**Estratto del documento**
++++++
T.A.R. Sicilia Catania Sez. I, Sent., 11-01-2011, n. 7 Giustizia amministrativa

Sentenza scelta dal dott. Domenico Cirasole direttore del sito giuridico http://www.gadit.it/

Svolgimento del processo e motivi della decisione

I Con atto del 20 aprile 2006, rogato dalla ricorrente, l’A.N.F.M.E.I.D.G. ha alienato alla società " F. " s.r.l. un immobile dichiarato, con decreto dell’Assessore regionale ai BB. CC. AA. del 16 maggio 1995 n. 1979, di particolare interesse storicoartistico, ai sensi della Legge 1089/1939 e successive modificazioni ed integrazioni.

Con istanza del 24.6.2003, la predetta Associazione aveva richiesto alla Soprintendenza resistente l’autorizzazione alla vendita, anche perché non in grado di sostenere gli ingenti costi di manutenzione.

La chiesta autorizzazione, unitamente al contestuale programma di interventi con mutamento della destinazione d’uso, veniva rilasciata con provvedimento del 31.3.2006, prot. n. 5731/03.

Il trasferimento del 20.4.2006 sopra indicato veniva sottoposto alla condizione sospensiva che nessuno degli Enti, aventi per legge diritto a prelazione ai sensi del D.Lgs. n.42 del 22 gennaio 2004, esercitasse nei termini di legge tale diritto.
++++++
**Materiale fornito**
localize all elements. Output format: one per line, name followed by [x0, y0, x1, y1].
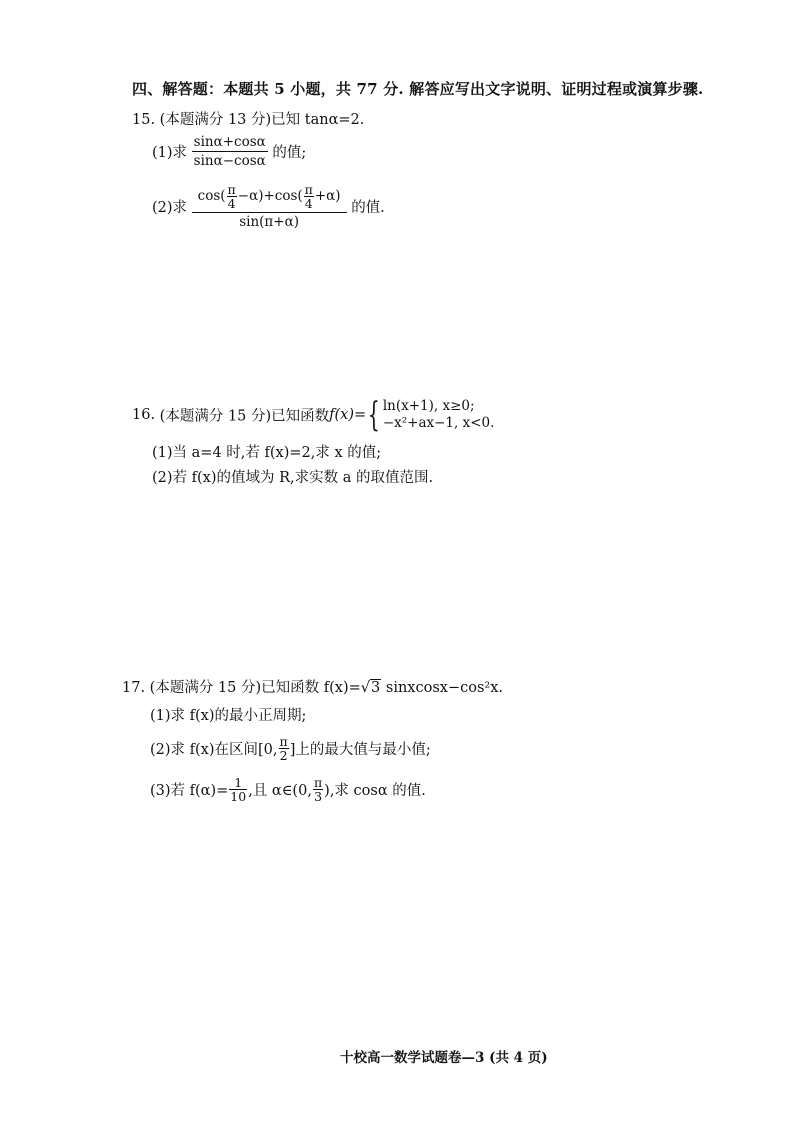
++++++
**Cosa fare**
Riporta il passo della sentenza da "Con istanza del" fino a "prot. n. 5731/03." compreso, sostituendo "Soprintendenza" con "Sovrintendenza". Il materiale proviene da una fonte diversa.

**Risposta all'esercizio**
Con istanza del 24.6.2003, la predetta Associazione aveva richiesto alla Sovrintendenza resistente l’autorizzazione alla vendita, anche perché non in grado di sostenere gli ingenti costi di manutenzione.

La chiesta autorizzazione, unitamente al contestuale programma di interventi con mutamento della destinazione d’uso, veniva rilasciata con provvedimento del 31.3.2006, prot. n. 5731/03.